» **YOUR INSTRUCTIONS**
Please output every line of the material as it stands, without the pictures.
==== INFORMATION SHOWN
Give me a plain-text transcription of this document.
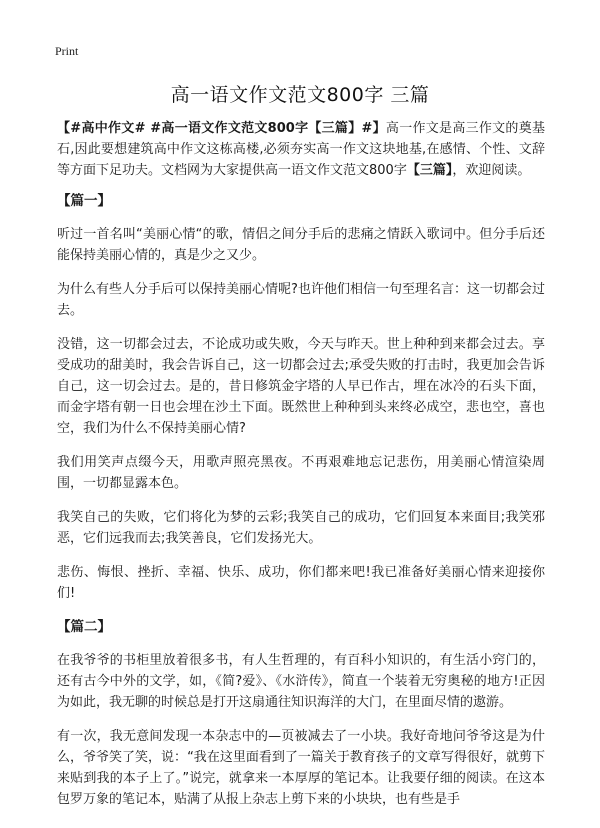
Print
高一语文作文范文800字 三篇

【#高中作文# #高一语文作文范文800字【三篇】#】高一作文是高三作文的奠基石,因此要想建筑高中作文这栋高楼,必须夯实高一作文这块地基,在感情、个性、文辞等方面下足功夫。文档网为大家提供高一语文作文范文800字【三篇】，欢迎阅读。

【篇一】

听过一首名叫“美丽心情“的歌，情侣之间分手后的悲痛之情跃入歌词中。但分手后还能保持美丽心情的，真是少之又少。

为什么有些人分手后可以保持美丽心情呢?也许他们相信一句至理名言：这一切都会过去。

没错，这一切都会过去，不论成功或失败，今天与昨天。世上种种到来都会过去。享受成功的甜美时，我会告诉自己，这一切都会过去;承受失败的打击时，我更加会告诉自己，这一切会过去。是的，昔日修筑金字塔的人早已作古，埋在冰冷的石头下面，而金字塔有朝一日也会埋在沙土下面。既然世上种种到头来终必成空，悲也空，喜也空，我们为什么不保持美丽心情?

我们用笑声点缀今天，用歌声照亮黑夜。不再艰难地忘记悲伤，用美丽心情渲染周围，一切都显露本色。

我笑自己的失败，它们将化为梦的云彩;我笑自己的成功，它们回复本来面目;我笑邪恶，它们远我而去;我笑善良，它们发扬光大。

悲伤、悔恨、挫折、幸福、快乐、成功，你们都来吧!我已准备好美丽心情来迎接你们!

【篇二】

在我爷爷的书柜里放着很多书，有人生哲理的，有百科小知识的，有生活小窍门的，还有古今中外的文学，如，《简?爱》、《水浒传》，简直一个装着无穷奥秘的地方!正因为如此，我无聊的时候总是打开这扇通往知识海洋的大门，在里面尽情的遨游。

有一次，我无意间发现一本杂志中的—页被减去了一小块。我好奇地问爷爷这是为什么，爷爷笑了笑，说：“我在这里面看到了一篇关于教育孩子的文章写得很好，就剪下来贴到我的本子上了。”说完，就拿来一本厚厚的笔记本。让我要仔细的阅读。在这本包罗万象的笔记本，贴满了从报上杂志上剪下来的小块块，也有些是手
========
» **ANSWER IN FULL**
Give me a plain-text transcription of this document.
Print
高一语文作文范文800字 三篇

【#高中作文# #高一语文作文范文800字【三篇】#】高一作文是高三作文的奠基石,因此要想建筑高中作文这栋高楼,必须夯实高一作文这块地基,在感情、个性、文辞等方面下足功夫。文档网为大家提供高一语文作文范文800字【三篇】，欢迎阅读。

【篇一】

听过一首名叫“美丽心情“的歌，情侣之间分手后的悲痛之情跃入歌词中。但分手后还能保持美丽心情的，真是少之又少。

为什么有些人分手后可以保持美丽心情呢?也许他们相信一句至理名言：这一切都会过去。

没错，这一切都会过去，不论成功或失败，今天与昨天。世上种种到来都会过去。享受成功的甜美时，我会告诉自己，这一切都会过去;承受失败的打击时，我更加会告诉自己，这一切会过去。是的，昔日修筑金字塔的人早已作古，埋在冰冷的石头下面，而金字塔有朝一日也会埋在沙土下面。既然世上种种到头来终必成空，悲也空，喜也空，我们为什么不保持美丽心情?

我们用笑声点缀今天，用歌声照亮黑夜。不再艰难地忘记悲伤，用美丽心情渲染周围，一切都显露本色。

我笑自己的失败，它们将化为梦的云彩;我笑自己的成功，它们回复本来面目;我笑邪恶，它们远我而去;我笑善良，它们发扬光大。

悲伤、悔恨、挫折、幸福、快乐、成功，你们都来吧!我已准备好美丽心情来迎接你们!

【篇二】

在我爷爷的书柜里放着很多书，有人生哲理的，有百科小知识的，有生活小窍门的，还有古今中外的文学，如，《简?爱》、《水浒传》，简直一个装着无穷奥秘的地方!正因为如此，我无聊的时候总是打开这扇通往知识海洋的大门，在里面尽情的遨游。

有一次，我无意间发现一本杂志中的—页被减去了一小块。我好奇地问爷爷这是为什么，爷爷笑了笑，说：“我在这里面看到了一篇关于教育孩子的文章写得很好，就剪下来贴到我的本子上了。”说完，就拿来一本厚厚的笔记本。让我要仔细的阅读。在这本包罗万象的笔记本，贴满了从报上杂志上剪下来的小块块，也有些是手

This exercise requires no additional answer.